Passage shown |
================================
Our costs of revenues could also increase if the ports were to raise their
charges, particularly in the case of overtime payments during the public
holidays. Our costs of revenues as a percentage of our total revenues, increased
from 82.25% to 85.96% for the nine months ended March 31, 2008 and 2009, in line
with the devaluation of U.S. dollars against the Chinese RMB in the same
periods. Nevertheless, our costs of revenues, as a percentage of our total
revenues decreased from 87.67% to 75.80% for the three months ended March 31,
2008 and 2009, respectively, because of higher gross margins contributed by our
new customer and owners’ affair activities.
General and Administrative Expenses.
Our general and administrative expenses primarily consist of salaries and
benefits for our staff, both operating and administrative personnel,
depreciation expenses, office rental expenses and expenses for legal, accounting
and other professional services. Our general and administrative expenses
increased in the nine months of the 2009 fiscal year due to expenses spent on
setting up Sino-Global HK and a new branch in Zhoushan for Sino-China,
recruitment of new personnel, spending on travel and publicity. We have incurred
additional general and administrative expenses as we have expanded our
operations and begun to operate as a publicly listed company in the United
States.
Selling Expenses. Our selling
expenses primarily consist of commissions and traveling expenses for our
operating staff to the ports at which we provide services. Our selling expenses
increased in both absolute amount and as a percentage of our total net revenues
for the nine and three months ended March 31, 2009, mainly due to the increase
in the number of ports we served in China and overseas.
================================
Dataset extract |
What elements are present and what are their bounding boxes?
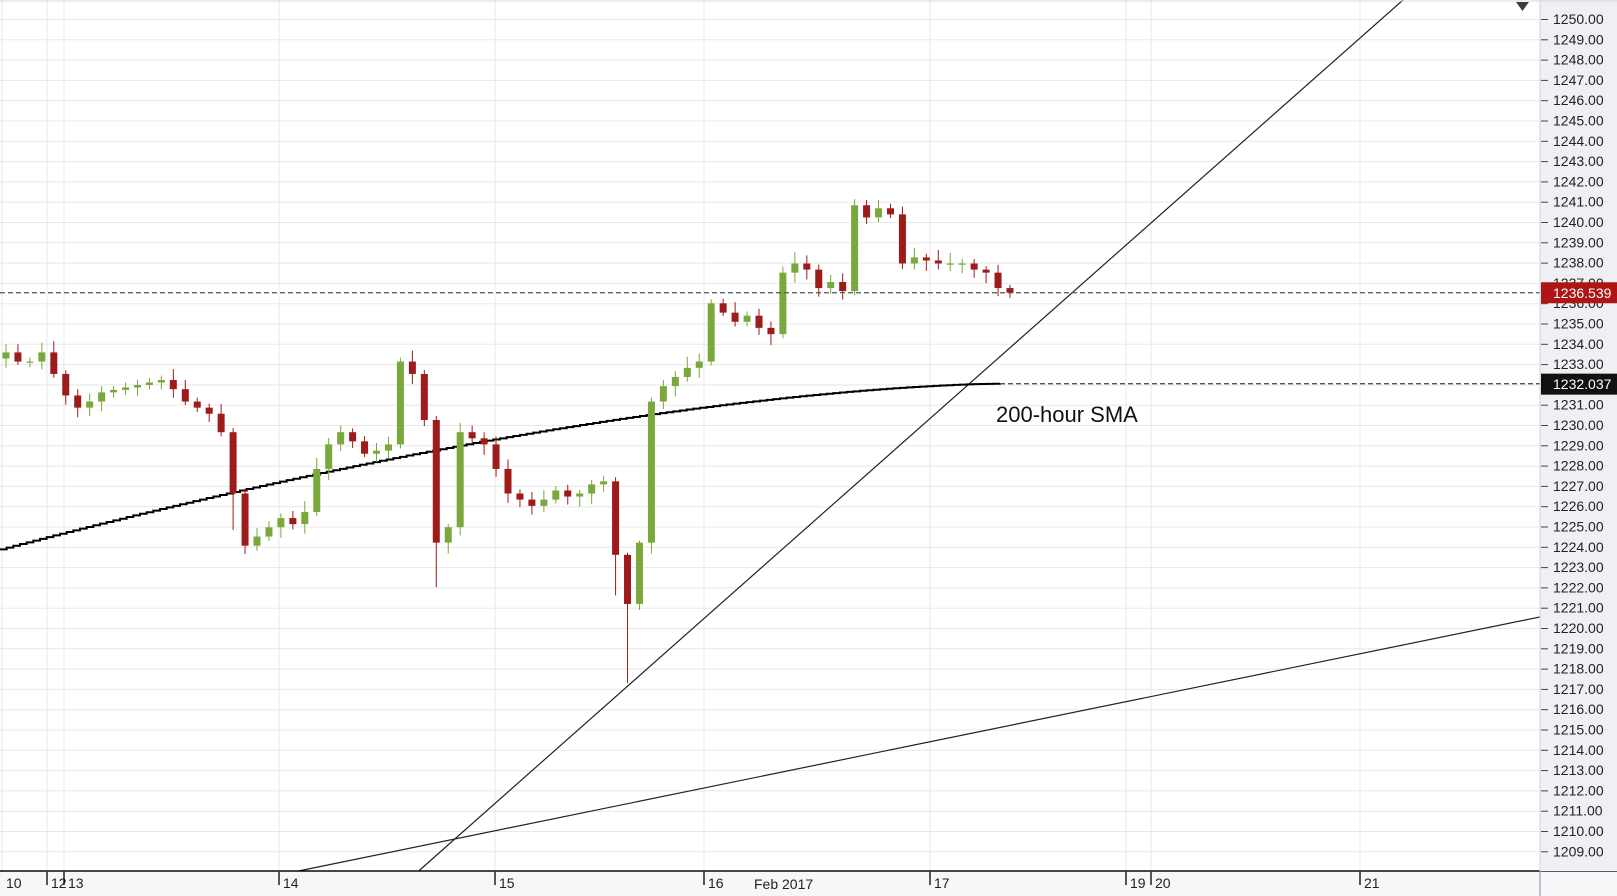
================================
Short exercise 1 |
From the passage on revenue costs and expenses, transcribe the text starting with "Our costs of revenues could" and going on through "owners’ affair activities.".
Short exercise 2 |
In the passage on revenue costs and expenses, list every item it names as a primary component of general and administrative expenses.

Correct output 1 |
Our costs of revenues could also increase if the ports were to raise their
charges, particularly in the case of overtime payments during the public
holidays. Our costs of revenues as a percentage of our total revenues, increased
from 82.25% to 85.96% for the nine months ended March 31, 2008 and 2009, in line
with the devaluation of U.S. dollars against the Chinese RMB in the same
periods. Nevertheless, our costs of revenues, as a percentage of our total
revenues decreased from 87.67% to 75.80% for the three months ended March 31,
2008 and 2009, respectively, because of higher gross margins contributed by our
new customer and owners’ affair activities.

Correct output 2 |
- Salaries and benefits for staff, both operating and administrative personnel
- Depreciation expenses
- Office rental expenses
- Expenses for legal, accounting and other professional services